__WHAT IS BEING ASKED__
Write out all the data again, exactly as it stands.

__RAW RECORDS__
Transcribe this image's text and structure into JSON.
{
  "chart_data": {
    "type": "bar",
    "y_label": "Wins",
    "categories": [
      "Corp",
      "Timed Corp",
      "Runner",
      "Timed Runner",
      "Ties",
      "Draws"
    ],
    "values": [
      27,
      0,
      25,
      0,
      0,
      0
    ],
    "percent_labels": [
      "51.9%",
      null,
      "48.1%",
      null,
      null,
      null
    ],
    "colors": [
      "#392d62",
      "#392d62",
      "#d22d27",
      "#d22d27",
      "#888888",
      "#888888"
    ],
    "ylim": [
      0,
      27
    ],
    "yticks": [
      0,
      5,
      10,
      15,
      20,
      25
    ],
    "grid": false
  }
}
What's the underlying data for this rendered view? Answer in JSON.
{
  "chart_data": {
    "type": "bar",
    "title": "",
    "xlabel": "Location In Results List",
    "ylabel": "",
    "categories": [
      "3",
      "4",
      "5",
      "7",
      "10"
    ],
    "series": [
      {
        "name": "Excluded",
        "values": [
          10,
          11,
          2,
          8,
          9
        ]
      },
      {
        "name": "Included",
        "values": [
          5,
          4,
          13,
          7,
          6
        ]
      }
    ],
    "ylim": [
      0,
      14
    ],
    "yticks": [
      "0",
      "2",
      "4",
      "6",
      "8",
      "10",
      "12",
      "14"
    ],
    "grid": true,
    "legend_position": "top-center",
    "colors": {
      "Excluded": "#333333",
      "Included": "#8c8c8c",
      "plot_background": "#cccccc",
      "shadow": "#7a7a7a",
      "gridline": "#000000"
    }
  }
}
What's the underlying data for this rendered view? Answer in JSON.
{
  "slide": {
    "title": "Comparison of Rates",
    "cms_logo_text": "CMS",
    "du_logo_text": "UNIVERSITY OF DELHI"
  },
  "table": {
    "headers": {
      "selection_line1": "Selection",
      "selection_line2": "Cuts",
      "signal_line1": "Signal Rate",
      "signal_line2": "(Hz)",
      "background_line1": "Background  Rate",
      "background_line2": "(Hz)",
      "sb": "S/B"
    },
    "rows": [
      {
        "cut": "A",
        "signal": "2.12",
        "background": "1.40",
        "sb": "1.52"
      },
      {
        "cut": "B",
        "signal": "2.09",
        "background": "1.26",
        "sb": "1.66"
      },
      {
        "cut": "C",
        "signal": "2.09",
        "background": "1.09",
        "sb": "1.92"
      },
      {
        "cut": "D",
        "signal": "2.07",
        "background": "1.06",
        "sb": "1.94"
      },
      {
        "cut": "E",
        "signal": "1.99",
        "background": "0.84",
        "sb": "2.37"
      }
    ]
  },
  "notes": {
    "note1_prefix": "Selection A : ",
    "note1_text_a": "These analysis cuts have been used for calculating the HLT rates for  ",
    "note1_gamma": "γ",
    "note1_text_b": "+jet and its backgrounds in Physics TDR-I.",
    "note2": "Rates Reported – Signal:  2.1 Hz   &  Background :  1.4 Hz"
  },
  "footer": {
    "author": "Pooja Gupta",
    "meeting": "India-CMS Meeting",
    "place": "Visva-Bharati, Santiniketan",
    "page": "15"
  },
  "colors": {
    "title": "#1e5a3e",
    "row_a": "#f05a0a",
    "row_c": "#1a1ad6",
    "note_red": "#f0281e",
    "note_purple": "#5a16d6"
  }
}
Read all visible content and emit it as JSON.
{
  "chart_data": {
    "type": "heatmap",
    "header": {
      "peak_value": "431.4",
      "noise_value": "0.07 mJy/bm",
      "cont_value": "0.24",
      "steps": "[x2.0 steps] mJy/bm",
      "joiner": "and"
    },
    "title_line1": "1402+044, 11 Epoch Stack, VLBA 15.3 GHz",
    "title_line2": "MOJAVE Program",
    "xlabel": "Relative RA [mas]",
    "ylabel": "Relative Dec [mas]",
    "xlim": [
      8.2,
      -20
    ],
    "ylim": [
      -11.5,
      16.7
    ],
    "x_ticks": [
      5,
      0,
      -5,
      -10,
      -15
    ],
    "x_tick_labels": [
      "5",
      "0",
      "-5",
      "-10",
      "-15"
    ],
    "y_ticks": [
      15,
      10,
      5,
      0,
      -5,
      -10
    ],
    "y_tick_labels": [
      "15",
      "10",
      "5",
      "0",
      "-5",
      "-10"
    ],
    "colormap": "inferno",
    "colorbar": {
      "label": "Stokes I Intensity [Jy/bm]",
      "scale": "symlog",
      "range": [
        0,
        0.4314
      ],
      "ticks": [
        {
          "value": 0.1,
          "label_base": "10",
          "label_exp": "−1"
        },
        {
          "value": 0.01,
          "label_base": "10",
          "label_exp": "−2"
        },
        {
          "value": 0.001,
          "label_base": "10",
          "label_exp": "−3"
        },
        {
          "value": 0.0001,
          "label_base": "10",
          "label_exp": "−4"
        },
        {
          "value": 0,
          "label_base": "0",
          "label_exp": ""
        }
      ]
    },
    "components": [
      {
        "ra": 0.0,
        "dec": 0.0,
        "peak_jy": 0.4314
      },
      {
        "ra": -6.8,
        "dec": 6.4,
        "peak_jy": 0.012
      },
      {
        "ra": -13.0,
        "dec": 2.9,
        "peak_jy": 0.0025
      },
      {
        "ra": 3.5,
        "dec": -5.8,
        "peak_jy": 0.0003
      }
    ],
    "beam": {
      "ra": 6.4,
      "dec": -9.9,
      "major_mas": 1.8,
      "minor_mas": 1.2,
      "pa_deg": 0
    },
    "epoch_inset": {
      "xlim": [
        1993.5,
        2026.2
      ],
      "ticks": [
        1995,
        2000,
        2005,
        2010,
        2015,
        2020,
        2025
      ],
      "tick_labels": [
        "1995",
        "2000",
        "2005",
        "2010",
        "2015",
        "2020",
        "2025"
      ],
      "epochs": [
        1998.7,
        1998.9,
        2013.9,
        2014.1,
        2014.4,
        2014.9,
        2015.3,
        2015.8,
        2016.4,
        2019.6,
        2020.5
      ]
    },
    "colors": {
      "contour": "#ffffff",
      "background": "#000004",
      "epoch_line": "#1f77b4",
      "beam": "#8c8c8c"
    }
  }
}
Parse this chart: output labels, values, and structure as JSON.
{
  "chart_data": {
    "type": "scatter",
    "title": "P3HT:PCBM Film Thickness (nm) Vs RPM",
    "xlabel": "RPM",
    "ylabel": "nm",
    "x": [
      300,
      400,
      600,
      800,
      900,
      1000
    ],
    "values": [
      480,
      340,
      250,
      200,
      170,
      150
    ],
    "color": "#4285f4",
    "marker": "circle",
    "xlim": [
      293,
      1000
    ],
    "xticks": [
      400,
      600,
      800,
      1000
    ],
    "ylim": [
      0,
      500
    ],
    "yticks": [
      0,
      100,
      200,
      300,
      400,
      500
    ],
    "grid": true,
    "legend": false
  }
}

__RESULT OF THIS EXERCISE__
Transcribe this image's text and structure into JSON.
{
  "chart_data": {
    "type": "bar",
    "y_label": "Wins",
    "categories": [
      "Corp",
      "Timed Corp",
      "Runner",
      "Timed Runner",
      "Ties",
      "Draws"
    ],
    "values": [
      27,
      0,
      25,
      0,
      0,
      0
    ],
    "percent_labels": [
      "51.9%",
      null,
      "48.1%",
      null,
      null,
      null
    ],
    "colors": [
      "#392d62",
      "#392d62",
      "#d22d27",
      "#d22d27",
      "#888888",
      "#888888"
    ],
    "ylim": [
      0,
      27
    ],
    "yticks": [
      0,
      5,
      10,
      15,
      20,
      25
    ],
    "grid": false
  }
}
What's the underlying data for this rendered view? Answer in JSON.
{
  "chart_data": {
    "type": "bar",
    "title": "",
    "xlabel": "Location In Results List",
    "ylabel": "",
    "categories": [
      "3",
      "4",
      "5",
      "7",
      "10"
    ],
    "series": [
      {
        "name": "Excluded",
        "values": [
          10,
          11,
          2,
          8,
          9
        ]
      },
      {
        "name": "Included",
        "values": [
          5,
          4,
          13,
          7,
          6
        ]
      }
    ],
    "ylim": [
      0,
      14
    ],
    "yticks": [
      "0",
      "2",
      "4",
      "6",
      "8",
      "10",
      "12",
      "14"
    ],
    "grid": true,
    "legend_position": "top-center",
    "colors": {
      "Excluded": "#333333",
      "Included": "#8c8c8c",
      "plot_background": "#cccccc",
      "shadow": "#7a7a7a",
      "gridline": "#000000"
    }
  }
}
What's the underlying data for this rendered view? Answer in JSON.
{
  "slide": {
    "title": "Comparison of Rates",
    "cms_logo_text": "CMS",
    "du_logo_text": "UNIVERSITY OF DELHI"
  },
  "table": {
    "headers": {
      "selection_line1": "Selection",
      "selection_line2": "Cuts",
      "signal_line1": "Signal Rate",
      "signal_line2": "(Hz)",
      "background_line1": "Background  Rate",
      "background_line2": "(Hz)",
      "sb": "S/B"
    },
    "rows": [
      {
        "cut": "A",
        "signal": "2.12",
        "background": "1.40",
        "sb": "1.52"
      },
      {
        "cut": "B",
        "signal": "2.09",
        "background": "1.26",
        "sb": "1.66"
      },
      {
        "cut": "C",
        "signal": "2.09",
        "background": "1.09",
        "sb": "1.92"
      },
      {
        "cut": "D",
        "signal": "2.07",
        "background": "1.06",
        "sb": "1.94"
      },
      {
        "cut": "E",
        "signal": "1.99",
        "background": "0.84",
        "sb": "2.37"
      }
    ]
  },
  "notes": {
    "note1_prefix": "Selection A : ",
    "note1_text_a": "These analysis cuts have been used for calculating the HLT rates for  ",
    "note1_gamma": "γ",
    "note1_text_b": "+jet and its backgrounds in Physics TDR-I.",
    "note2": "Rates Reported – Signal:  2.1 Hz   &  Background :  1.4 Hz"
  },
  "footer": {
    "author": "Pooja Gupta",
    "meeting": "India-CMS Meeting",
    "place": "Visva-Bharati, Santiniketan",
    "page": "15"
  },
  "colors": {
    "title": "#1e5a3e",
    "row_a": "#f05a0a",
    "row_c": "#1a1ad6",
    "note_red": "#f0281e",
    "note_purple": "#5a16d6"
  }
}
Read all visible content and emit it as JSON.
{
  "chart_data": {
    "type": "heatmap",
    "header": {
      "peak_value": "431.4",
      "noise_value": "0.07 mJy/bm",
      "cont_value": "0.24",
      "steps": "[x2.0 steps] mJy/bm",
      "joiner": "and"
    },
    "title_line1": "1402+044, 11 Epoch Stack, VLBA 15.3 GHz",
    "title_line2": "MOJAVE Program",
    "xlabel": "Relative RA [mas]",
    "ylabel": "Relative Dec [mas]",
    "xlim": [
      8.2,
      -20
    ],
    "ylim": [
      -11.5,
      16.7
    ],
    "x_ticks": [
      5,
      0,
      -5,
      -10,
      -15
    ],
    "x_tick_labels": [
      "5",
      "0",
      "-5",
      "-10",
      "-15"
    ],
    "y_ticks": [
      15,
      10,
      5,
      0,
      -5,
      -10
    ],
    "y_tick_labels": [
      "15",
      "10",
      "5",
      "0",
      "-5",
      "-10"
    ],
    "colormap": "inferno",
    "colorbar": {
      "label": "Stokes I Intensity [Jy/bm]",
      "scale": "symlog",
      "range": [
        0,
        0.4314
      ],
      "ticks": [
        {
          "value": 0.1,
          "label_base": "10",
          "label_exp": "−1"
        },
        {
          "value": 0.01,
          "label_base": "10",
          "label_exp": "−2"
        },
        {
          "value": 0.001,
          "label_base": "10",
          "label_exp": "−3"
        },
        {
          "value": 0.0001,
          "label_base": "10",
          "label_exp": "−4"
        },
        {
          "value": 0,
          "label_base": "0",
          "label_exp": ""
        }
      ]
    },
    "components": [
      {
        "ra": 0.0,
        "dec": 0.0,
        "peak_jy": 0.4314
      },
      {
        "ra": -6.8,
        "dec": 6.4,
        "peak_jy": 0.012
      },
      {
        "ra": -13.0,
        "dec": 2.9,
        "peak_jy": 0.0025
      },
      {
        "ra": 3.5,
        "dec": -5.8,
        "peak_jy": 0.0003
      }
    ],
    "beam": {
      "ra": 6.4,
      "dec": -9.9,
      "major_mas": 1.8,
      "minor_mas": 1.2,
      "pa_deg": 0
    },
    "epoch_inset": {
      "xlim": [
        1993.5,
        2026.2
      ],
      "ticks": [
        1995,
        2000,
        2005,
        2010,
        2015,
        2020,
        2025
      ],
      "tick_labels": [
        "1995",
        "2000",
        "2005",
        "2010",
        "2015",
        "2020",
        "2025"
      ],
      "epochs": [
        1998.7,
        1998.9,
        2013.9,
        2014.1,
        2014.4,
        2014.9,
        2015.3,
        2015.8,
        2016.4,
        2019.6,
        2020.5
      ]
    },
    "colors": {
      "contour": "#ffffff",
      "background": "#000004",
      "epoch_line": "#1f77b4",
      "beam": "#8c8c8c"
    }
  }
}
Parse this chart: output labels, values, and structure as JSON.
{
  "chart_data": {
    "type": "scatter",
    "title": "P3HT:PCBM Film Thickness (nm) Vs RPM",
    "xlabel": "RPM",
    "ylabel": "nm",
    "x": [
      300,
      400,
      600,
      800,
      900,
      1000
    ],
    "values": [
      480,
      340,
      250,
      200,
      170,
      150
    ],
    "color": "#4285f4",
    "marker": "circle",
    "xlim": [
      293,
      1000
    ],
    "xticks": [
      400,
      600,
      800,
      1000
    ],
    "ylim": [
      0,
      500
    ],
    "yticks": [
      0,
      100,
      200,
      300,
      400,
      500
    ],
    "grid": true,
    "legend": false
  }
}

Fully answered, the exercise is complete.